[start RECORDS FOR THE TASK]

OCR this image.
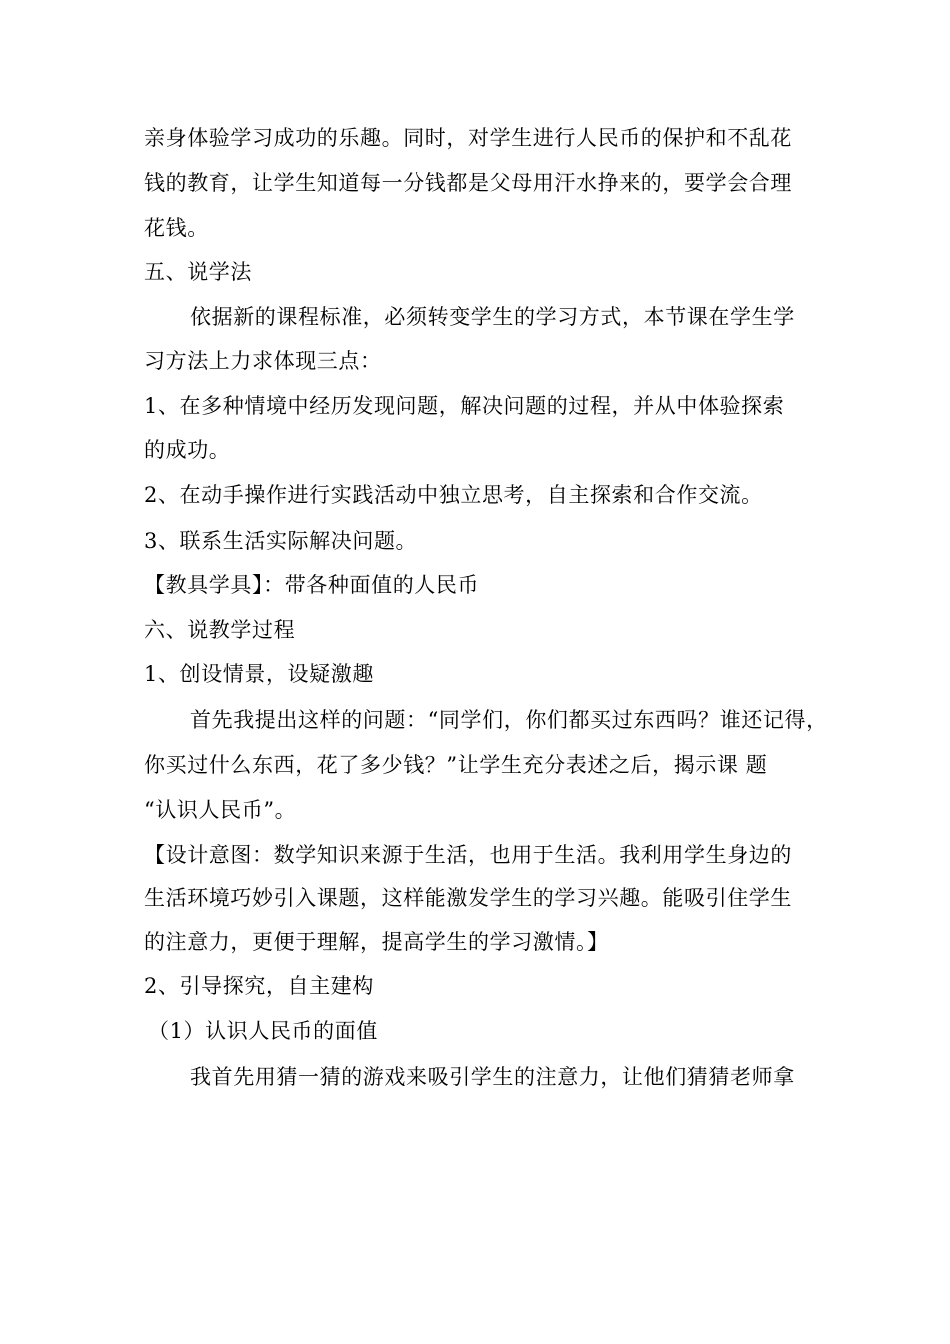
亲身体验学习成功的乐趣。同时，对学生进行人民币的保护和不乱花
钱的教育，让学生知道每一分钱都是父母用汗水挣来的，要学会合理
花钱。
五、说学法
依据新的课程标准，必须转变学生的学习方式，本节课在学生学
习方法上力求体现三点：
1、在多种情境中经历发现问题，解决问题的过程，并从中体验探索
的成功。
2、在动手操作进行实践活动中独立思考，自主探索和合作交流。
3、联系生活实际解决问题。
【教具学具】：带各种面值的人民币
六、说教学过程
1、创设情景，设疑激趣
首先我提出这样的问题：“同学们，你们都买过东西吗？谁还记得，
你买过什么东西，花了多少钱？”让学生充分表述之后，揭示课 题
“认识人民币”。
【设计意图：数学知识来源于生活，也用于生活。我利用学生身边的
生活环境巧妙引入课题，这样能激发学生的学习兴趣。能吸引住学生
的注意力，更便于理解，提高学生的学习激情。】
2、引导探究，自主建构
（1）认识人民币的面值
我首先用猜一猜的游戏来吸引学生的注意力，让他们猜猜老师拿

[end RECORDS FOR THE TASK]

### [GIVEN EXERCISE]
Each line of the data should be quoted exactly, with pictures left out.

### [TASK OUTPUT]
OCR this image.
亲身体验学习成功的乐趣。同时，对学生进行人民币的保护和不乱花
钱的教育，让学生知道每一分钱都是父母用汗水挣来的，要学会合理
花钱。
五、说学法
依据新的课程标准，必须转变学生的学习方式，本节课在学生学
习方法上力求体现三点：
1、在多种情境中经历发现问题，解决问题的过程，并从中体验探索
的成功。
2、在动手操作进行实践活动中独立思考，自主探索和合作交流。
3、联系生活实际解决问题。
【教具学具】：带各种面值的人民币
六、说教学过程
1、创设情景，设疑激趣
首先我提出这样的问题：“同学们，你们都买过东西吗？谁还记得，
你买过什么东西，花了多少钱？”让学生充分表述之后，揭示课 题
“认识人民币”。
【设计意图：数学知识来源于生活，也用于生活。我利用学生身边的
生活环境巧妙引入课题，这样能激发学生的学习兴趣。能吸引住学生
的注意力，更便于理解，提高学生的学习激情。】
2、引导探究，自主建构
（1）认识人民币的面值
我首先用猜一猜的游戏来吸引学生的注意力，让他们猜猜老师拿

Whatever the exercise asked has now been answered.